__Description of the task__. Copy out the listing that follows exactly, dropping every picture.

__Extracted data entries__.
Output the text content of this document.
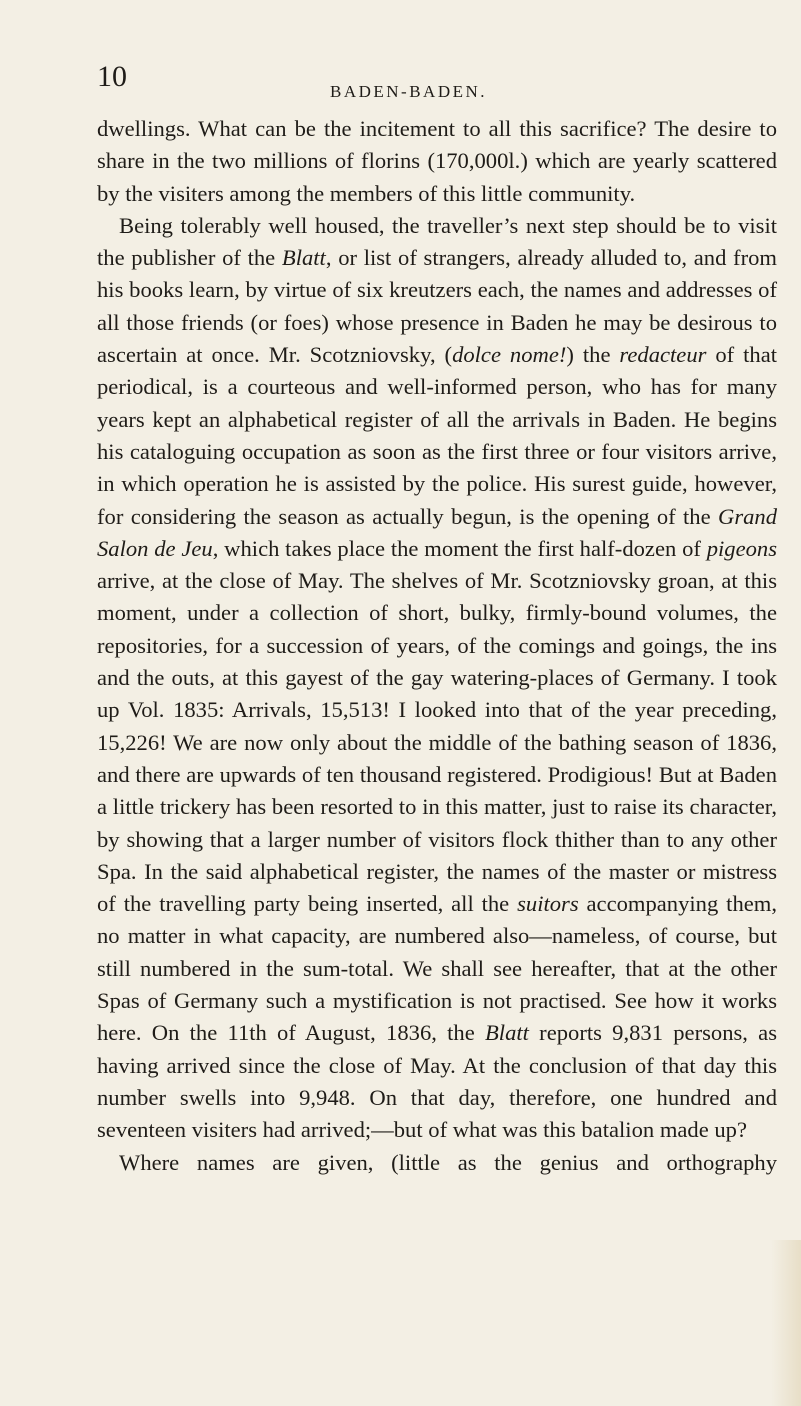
10	BADEN-BADEN.

dwellings. What can be the incitement to all this sacrifice? The desire to share in the two millions of florins (170,000l.) which are yearly scattered by the visiters among the members of this little community.

Being tolerably well housed, the traveller’s next step should be to visit the publisher of the Blatt, or list of strangers, already alluded to, and from his books learn, by virtue of six kreutzers each, the names and addresses of all those friends (or foes) whose presence in Baden he may be desirous to ascertain at once. Mr. Scotzniovsky, (dolce nome!) the redacteur of that periodical, is a courteous and well-informed person, who has for many years kept an alphabetical register of all the arrivals in Baden. He begins his cataloguing occupation as soon as the first three or four visitors arrive, in which operation he is assisted by the police. His surest guide, however, for considering the season as actually begun, is the opening of the Grand Salon de Jeu, which takes place the moment the first half-dozen of pigeons arrive, at the close of May. The shelves of Mr. Scotzniovsky groan, at this moment, under a collection of short, bulky, firmly-bound volumes, the repositories, for a succession of years, of the comings and goings, the ins and the outs, at this gayest of the gay watering-places of Germany. I took up Vol. 1835: Arrivals, 15,513! I looked into that of the year preceding, 15,226! We are now only about the middle of the bathing season of 1836, and there are upwards of ten thousand registered. Prodigious! But at Baden a little trickery has been resorted to in this matter, just to raise its character, by showing that a larger number of visitors flock thither than to any other Spa. In the said alphabetical register, the names of the master or mistress of the travelling party being inserted, all the suitors accompanying them, no matter in what capacity, are numbered also—nameless, of course, but still numbered in the sum-total. We shall see hereafter, that at the other Spas of Germany such a mystification is not practised. See how it works here. On the 11th of August, 1836, the Blatt reports 9,831 persons, as having arrived since the close of May. At the conclusion of that day this number swells into 9,948. On that day, therefore, one hundred and seventeen visiters had arrived;—but of what was this batalion made up?

Where names are given, (little as the genius and orthography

__Full output__.
Output the text content of this document.
10	BADEN-BADEN.

dwellings. What can be the incitement to all this sacrifice? The desire to share in the two millions of florins (170,000l.) which are yearly scattered by the visiters among the members of this little community.

Being tolerably well housed, the traveller’s next step should be to visit the publisher of the Blatt, or list of strangers, already alluded to, and from his books learn, by virtue of six kreutzers each, the names and addresses of all those friends (or foes) whose presence in Baden he may be desirous to ascertain at once. Mr. Scotzniovsky, (dolce nome!) the redacteur of that periodical, is a courteous and well-informed person, who has for many years kept an alphabetical register of all the arrivals in Baden. He begins his cataloguing occupation as soon as the first three or four visitors arrive, in which operation he is assisted by the police. His surest guide, however, for considering the season as actually begun, is the opening of the Grand Salon de Jeu, which takes place the moment the first half-dozen of pigeons arrive, at the close of May. The shelves of Mr. Scotzniovsky groan, at this moment, under a collection of short, bulky, firmly-bound volumes, the repositories, for a succession of years, of the comings and goings, the ins and the outs, at this gayest of the gay watering-places of Germany. I took up Vol. 1835: Arrivals, 15,513! I looked into that of the year preceding, 15,226! We are now only about the middle of the bathing season of 1836, and there are upwards of ten thousand registered. Prodigious! But at Baden a little trickery has been resorted to in this matter, just to raise its character, by showing that a larger number of visitors flock thither than to any other Spa. In the said alphabetical register, the names of the master or mistress of the travelling party being inserted, all the suitors accompanying them, no matter in what capacity, are numbered also—nameless, of course, but still numbered in the sum-total. We shall see hereafter, that at the other Spas of Germany such a mystification is not practised. See how it works here. On the 11th of August, 1836, the Blatt reports 9,831 persons, as having arrived since the close of May. At the conclusion of that day this number swells into 9,948. On that day, therefore, one hundred and seventeen visiters had arrived;—but of what was this batalion made up?

Where names are given, (little as the genius and orthography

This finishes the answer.